** GIVEN PROBLEM **
Restate the data exactly as given and keep the pictures out.

§

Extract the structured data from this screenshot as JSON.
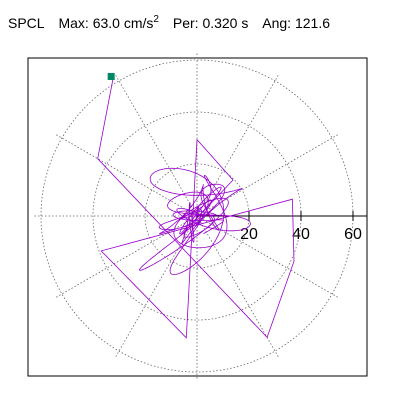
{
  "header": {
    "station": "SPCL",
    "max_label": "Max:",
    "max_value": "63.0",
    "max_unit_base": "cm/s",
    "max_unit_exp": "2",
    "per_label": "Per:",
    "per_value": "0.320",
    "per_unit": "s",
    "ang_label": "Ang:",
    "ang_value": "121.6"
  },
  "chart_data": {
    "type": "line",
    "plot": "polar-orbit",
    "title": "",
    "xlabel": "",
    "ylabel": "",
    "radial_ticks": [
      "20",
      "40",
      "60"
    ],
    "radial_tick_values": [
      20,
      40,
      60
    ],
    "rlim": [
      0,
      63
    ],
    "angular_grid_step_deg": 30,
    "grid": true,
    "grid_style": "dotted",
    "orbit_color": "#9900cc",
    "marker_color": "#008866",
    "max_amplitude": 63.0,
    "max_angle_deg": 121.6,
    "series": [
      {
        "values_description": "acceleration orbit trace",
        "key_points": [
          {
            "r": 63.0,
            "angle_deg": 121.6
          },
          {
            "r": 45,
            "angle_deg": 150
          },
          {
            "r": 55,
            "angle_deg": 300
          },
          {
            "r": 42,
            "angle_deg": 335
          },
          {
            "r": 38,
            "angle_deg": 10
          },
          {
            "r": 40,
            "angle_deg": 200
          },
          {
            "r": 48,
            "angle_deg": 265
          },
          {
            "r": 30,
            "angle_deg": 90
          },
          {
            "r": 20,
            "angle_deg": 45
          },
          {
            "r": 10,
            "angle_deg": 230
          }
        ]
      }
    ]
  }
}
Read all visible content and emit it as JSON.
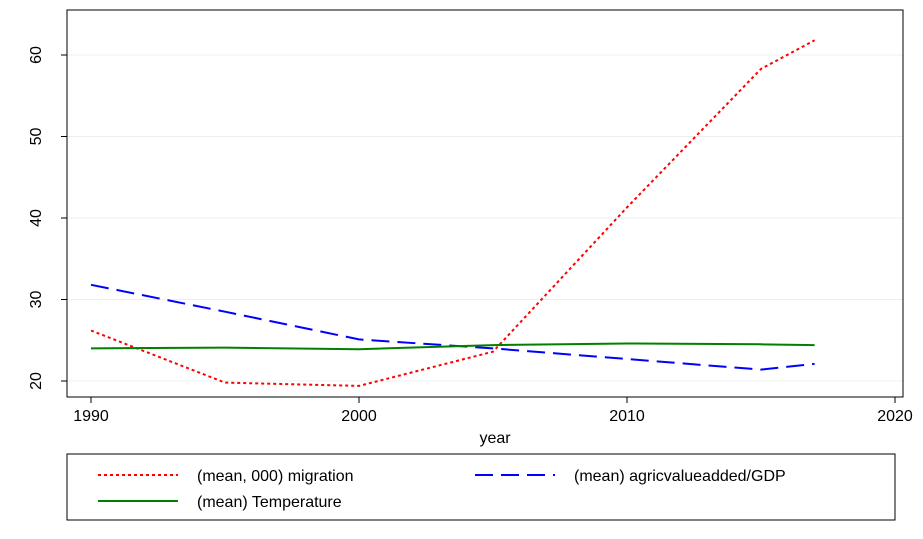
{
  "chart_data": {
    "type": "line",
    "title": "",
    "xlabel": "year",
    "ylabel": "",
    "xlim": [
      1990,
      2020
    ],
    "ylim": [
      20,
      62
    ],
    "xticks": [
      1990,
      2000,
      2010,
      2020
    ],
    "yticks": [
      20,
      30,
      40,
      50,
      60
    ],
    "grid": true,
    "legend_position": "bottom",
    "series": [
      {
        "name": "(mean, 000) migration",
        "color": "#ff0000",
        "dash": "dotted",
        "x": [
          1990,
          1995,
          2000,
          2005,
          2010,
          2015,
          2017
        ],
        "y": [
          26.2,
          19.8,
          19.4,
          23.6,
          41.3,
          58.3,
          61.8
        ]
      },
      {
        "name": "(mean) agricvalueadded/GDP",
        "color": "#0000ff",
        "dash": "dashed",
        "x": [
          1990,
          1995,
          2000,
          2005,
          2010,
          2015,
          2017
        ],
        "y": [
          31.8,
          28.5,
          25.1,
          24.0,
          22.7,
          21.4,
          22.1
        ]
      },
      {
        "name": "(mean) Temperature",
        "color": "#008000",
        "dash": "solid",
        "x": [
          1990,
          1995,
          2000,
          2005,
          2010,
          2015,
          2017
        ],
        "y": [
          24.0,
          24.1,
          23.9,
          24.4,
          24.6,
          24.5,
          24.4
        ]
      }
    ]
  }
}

§

** ANSWER TO THE PROBLEM **
Extract the structured data from this screenshot as JSON.
{
  "header": {
    "station": "SPCL",
    "max_label": "Max:",
    "max_value": "63.0",
    "max_unit_base": "cm/s",
    "max_unit_exp": "2",
    "per_label": "Per:",
    "per_value": "0.320",
    "per_unit": "s",
    "ang_label": "Ang:",
    "ang_value": "121.6"
  },
  "chart_data": {
    "type": "line",
    "plot": "polar-orbit",
    "title": "",
    "xlabel": "",
    "ylabel": "",
    "radial_ticks": [
      "20",
      "40",
      "60"
    ],
    "radial_tick_values": [
      20,
      40,
      60
    ],
    "rlim": [
      0,
      63
    ],
    "angular_grid_step_deg": 30,
    "grid": true,
    "grid_style": "dotted",
    "orbit_color": "#9900cc",
    "marker_color": "#008866",
    "max_amplitude": 63.0,
    "max_angle_deg": 121.6,
    "series": [
      {
        "values_description": "acceleration orbit trace",
        "key_points": [
          {
            "r": 63.0,
            "angle_deg": 121.6
          },
          {
            "r": 45,
            "angle_deg": 150
          },
          {
            "r": 55,
            "angle_deg": 300
          },
          {
            "r": 42,
            "angle_deg": 335
          },
          {
            "r": 38,
            "angle_deg": 10
          },
          {
            "r": 40,
            "angle_deg": 200
          },
          {
            "r": 48,
            "angle_deg": 265
          },
          {
            "r": 30,
            "angle_deg": 90
          },
          {
            "r": 20,
            "angle_deg": 45
          },
          {
            "r": 10,
            "angle_deg": 230
          }
        ]
      }
    ]
  }
}
Read all visible content and emit it as JSON.
{
  "chart_data": {
    "type": "line",
    "title": "",
    "xlabel": "year",
    "ylabel": "",
    "xlim": [
      1990,
      2020
    ],
    "ylim": [
      20,
      62
    ],
    "xticks": [
      1990,
      2000,
      2010,
      2020
    ],
    "yticks": [
      20,
      30,
      40,
      50,
      60
    ],
    "grid": true,
    "legend_position": "bottom",
    "series": [
      {
        "name": "(mean, 000) migration",
        "color": "#ff0000",
        "dash": "dotted",
        "x": [
          1990,
          1995,
          2000,
          2005,
          2010,
          2015,
          2017
        ],
        "y": [
          26.2,
          19.8,
          19.4,
          23.6,
          41.3,
          58.3,
          61.8
        ]
      },
      {
        "name": "(mean) agricvalueadded/GDP",
        "color": "#0000ff",
        "dash": "dashed",
        "x": [
          1990,
          1995,
          2000,
          2005,
          2010,
          2015,
          2017
        ],
        "y": [
          31.8,
          28.5,
          25.1,
          24.0,
          22.7,
          21.4,
          22.1
        ]
      },
      {
        "name": "(mean) Temperature",
        "color": "#008000",
        "dash": "solid",
        "x": [
          1990,
          1995,
          2000,
          2005,
          2010,
          2015,
          2017
        ],
        "y": [
          24.0,
          24.1,
          23.9,
          24.4,
          24.6,
          24.5,
          24.4
        ]
      }
    ]
  }
}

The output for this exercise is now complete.